Your instructions:
Assemble all lines in which the string "xlabel" appears.

----

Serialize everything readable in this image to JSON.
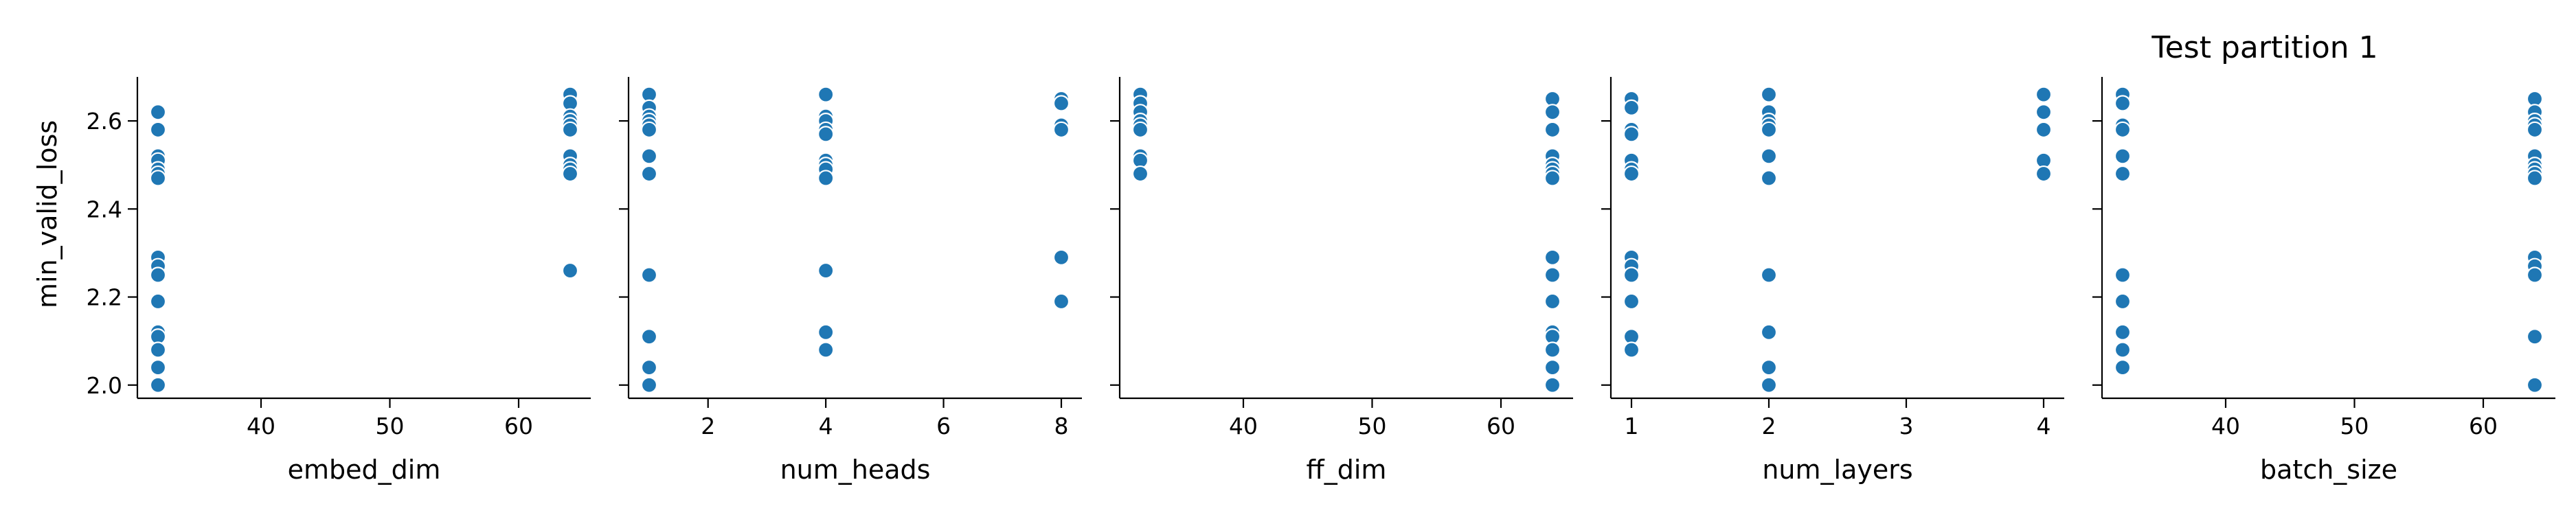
{
  "figure_title": "Test partition 1",
  "chart_data": {
    "type": "scatter",
    "ylabel": "min_valid_loss",
    "ylim": [
      1.97,
      2.7
    ],
    "yticks": [
      2.0,
      2.2,
      2.4,
      2.6
    ],
    "ytick_labels": [
      "2.0",
      "2.2",
      "2.4",
      "2.6"
    ],
    "point_color": "#1f77b4",
    "grid": false,
    "panels": [
      {
        "xlabel": "embed_dim",
        "xlim": [
          30.4,
          65.6
        ],
        "xticks": [
          40,
          50,
          60
        ],
        "xtick_labels": [
          "40",
          "50",
          "60"
        ],
        "points": [
          {
            "x": 32,
            "y": 2.62
          },
          {
            "x": 32,
            "y": 2.58
          },
          {
            "x": 32,
            "y": 2.52
          },
          {
            "x": 32,
            "y": 2.51
          },
          {
            "x": 32,
            "y": 2.49
          },
          {
            "x": 32,
            "y": 2.48
          },
          {
            "x": 32,
            "y": 2.47
          },
          {
            "x": 32,
            "y": 2.29
          },
          {
            "x": 32,
            "y": 2.27
          },
          {
            "x": 32,
            "y": 2.25
          },
          {
            "x": 32,
            "y": 2.19
          },
          {
            "x": 32,
            "y": 2.12
          },
          {
            "x": 32,
            "y": 2.11
          },
          {
            "x": 32,
            "y": 2.08
          },
          {
            "x": 32,
            "y": 2.04
          },
          {
            "x": 32,
            "y": 2.0
          },
          {
            "x": 64,
            "y": 2.66
          },
          {
            "x": 64,
            "y": 2.64
          },
          {
            "x": 64,
            "y": 2.61
          },
          {
            "x": 64,
            "y": 2.6
          },
          {
            "x": 64,
            "y": 2.59
          },
          {
            "x": 64,
            "y": 2.58
          },
          {
            "x": 64,
            "y": 2.52
          },
          {
            "x": 64,
            "y": 2.5
          },
          {
            "x": 64,
            "y": 2.49
          },
          {
            "x": 64,
            "y": 2.48
          },
          {
            "x": 64,
            "y": 2.26
          }
        ]
      },
      {
        "xlabel": "num_heads",
        "xlim": [
          0.65,
          8.35
        ],
        "xticks": [
          2,
          4,
          6,
          8
        ],
        "xtick_labels": [
          "2",
          "4",
          "6",
          "8"
        ],
        "points": [
          {
            "x": 1,
            "y": 2.66
          },
          {
            "x": 1,
            "y": 2.63
          },
          {
            "x": 1,
            "y": 2.61
          },
          {
            "x": 1,
            "y": 2.6
          },
          {
            "x": 1,
            "y": 2.59
          },
          {
            "x": 1,
            "y": 2.58
          },
          {
            "x": 1,
            "y": 2.52
          },
          {
            "x": 1,
            "y": 2.48
          },
          {
            "x": 1,
            "y": 2.25
          },
          {
            "x": 1,
            "y": 2.11
          },
          {
            "x": 1,
            "y": 2.04
          },
          {
            "x": 1,
            "y": 2.0
          },
          {
            "x": 4,
            "y": 2.66
          },
          {
            "x": 4,
            "y": 2.61
          },
          {
            "x": 4,
            "y": 2.6
          },
          {
            "x": 4,
            "y": 2.58
          },
          {
            "x": 4,
            "y": 2.57
          },
          {
            "x": 4,
            "y": 2.51
          },
          {
            "x": 4,
            "y": 2.5
          },
          {
            "x": 4,
            "y": 2.49
          },
          {
            "x": 4,
            "y": 2.47
          },
          {
            "x": 4,
            "y": 2.26
          },
          {
            "x": 4,
            "y": 2.12
          },
          {
            "x": 4,
            "y": 2.08
          },
          {
            "x": 8,
            "y": 2.65
          },
          {
            "x": 8,
            "y": 2.64
          },
          {
            "x": 8,
            "y": 2.59
          },
          {
            "x": 8,
            "y": 2.58
          },
          {
            "x": 8,
            "y": 2.29
          },
          {
            "x": 8,
            "y": 2.19
          }
        ]
      },
      {
        "xlabel": "ff_dim",
        "xlim": [
          30.4,
          65.6
        ],
        "xticks": [
          40,
          50,
          60
        ],
        "xtick_labels": [
          "40",
          "50",
          "60"
        ],
        "points": [
          {
            "x": 32,
            "y": 2.66
          },
          {
            "x": 32,
            "y": 2.64
          },
          {
            "x": 32,
            "y": 2.62
          },
          {
            "x": 32,
            "y": 2.6
          },
          {
            "x": 32,
            "y": 2.59
          },
          {
            "x": 32,
            "y": 2.58
          },
          {
            "x": 32,
            "y": 2.52
          },
          {
            "x": 32,
            "y": 2.51
          },
          {
            "x": 32,
            "y": 2.48
          },
          {
            "x": 64,
            "y": 2.65
          },
          {
            "x": 64,
            "y": 2.62
          },
          {
            "x": 64,
            "y": 2.58
          },
          {
            "x": 64,
            "y": 2.52
          },
          {
            "x": 64,
            "y": 2.5
          },
          {
            "x": 64,
            "y": 2.49
          },
          {
            "x": 64,
            "y": 2.48
          },
          {
            "x": 64,
            "y": 2.47
          },
          {
            "x": 64,
            "y": 2.29
          },
          {
            "x": 64,
            "y": 2.25
          },
          {
            "x": 64,
            "y": 2.19
          },
          {
            "x": 64,
            "y": 2.12
          },
          {
            "x": 64,
            "y": 2.11
          },
          {
            "x": 64,
            "y": 2.08
          },
          {
            "x": 64,
            "y": 2.04
          },
          {
            "x": 64,
            "y": 2.0
          }
        ]
      },
      {
        "xlabel": "num_layers",
        "xlim": [
          0.85,
          4.15
        ],
        "xticks": [
          1,
          2,
          3,
          4
        ],
        "xtick_labels": [
          "1",
          "2",
          "3",
          "4"
        ],
        "points": [
          {
            "x": 1,
            "y": 2.65
          },
          {
            "x": 1,
            "y": 2.63
          },
          {
            "x": 1,
            "y": 2.58
          },
          {
            "x": 1,
            "y": 2.57
          },
          {
            "x": 1,
            "y": 2.51
          },
          {
            "x": 1,
            "y": 2.49
          },
          {
            "x": 1,
            "y": 2.48
          },
          {
            "x": 1,
            "y": 2.29
          },
          {
            "x": 1,
            "y": 2.27
          },
          {
            "x": 1,
            "y": 2.25
          },
          {
            "x": 1,
            "y": 2.19
          },
          {
            "x": 1,
            "y": 2.11
          },
          {
            "x": 1,
            "y": 2.08
          },
          {
            "x": 2,
            "y": 2.66
          },
          {
            "x": 2,
            "y": 2.62
          },
          {
            "x": 2,
            "y": 2.6
          },
          {
            "x": 2,
            "y": 2.59
          },
          {
            "x": 2,
            "y": 2.58
          },
          {
            "x": 2,
            "y": 2.52
          },
          {
            "x": 2,
            "y": 2.47
          },
          {
            "x": 2,
            "y": 2.25
          },
          {
            "x": 2,
            "y": 2.12
          },
          {
            "x": 2,
            "y": 2.04
          },
          {
            "x": 2,
            "y": 2.0
          },
          {
            "x": 4,
            "y": 2.66
          },
          {
            "x": 4,
            "y": 2.62
          },
          {
            "x": 4,
            "y": 2.58
          },
          {
            "x": 4,
            "y": 2.51
          },
          {
            "x": 4,
            "y": 2.48
          }
        ]
      },
      {
        "xlabel": "batch_size",
        "xlim": [
          30.4,
          65.6
        ],
        "xticks": [
          40,
          50,
          60
        ],
        "xtick_labels": [
          "40",
          "50",
          "60"
        ],
        "points": [
          {
            "x": 32,
            "y": 2.66
          },
          {
            "x": 32,
            "y": 2.64
          },
          {
            "x": 32,
            "y": 2.59
          },
          {
            "x": 32,
            "y": 2.58
          },
          {
            "x": 32,
            "y": 2.52
          },
          {
            "x": 32,
            "y": 2.48
          },
          {
            "x": 32,
            "y": 2.25
          },
          {
            "x": 32,
            "y": 2.19
          },
          {
            "x": 32,
            "y": 2.12
          },
          {
            "x": 32,
            "y": 2.08
          },
          {
            "x": 32,
            "y": 2.04
          },
          {
            "x": 64,
            "y": 2.65
          },
          {
            "x": 64,
            "y": 2.62
          },
          {
            "x": 64,
            "y": 2.6
          },
          {
            "x": 64,
            "y": 2.59
          },
          {
            "x": 64,
            "y": 2.58
          },
          {
            "x": 64,
            "y": 2.52
          },
          {
            "x": 64,
            "y": 2.5
          },
          {
            "x": 64,
            "y": 2.49
          },
          {
            "x": 64,
            "y": 2.48
          },
          {
            "x": 64,
            "y": 2.47
          },
          {
            "x": 64,
            "y": 2.29
          },
          {
            "x": 64,
            "y": 2.27
          },
          {
            "x": 64,
            "y": 2.25
          },
          {
            "x": 64,
            "y": 2.11
          },
          {
            "x": 64,
            "y": 2.0
          }
        ]
      }
    ]
  }
}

----

Output of the task:
        "xlabel": "embed_dim",
        "xlabel": "num_heads",
        "xlabel": "ff_dim",
        "xlabel": "num_layers",
        "xlabel": "batch_size",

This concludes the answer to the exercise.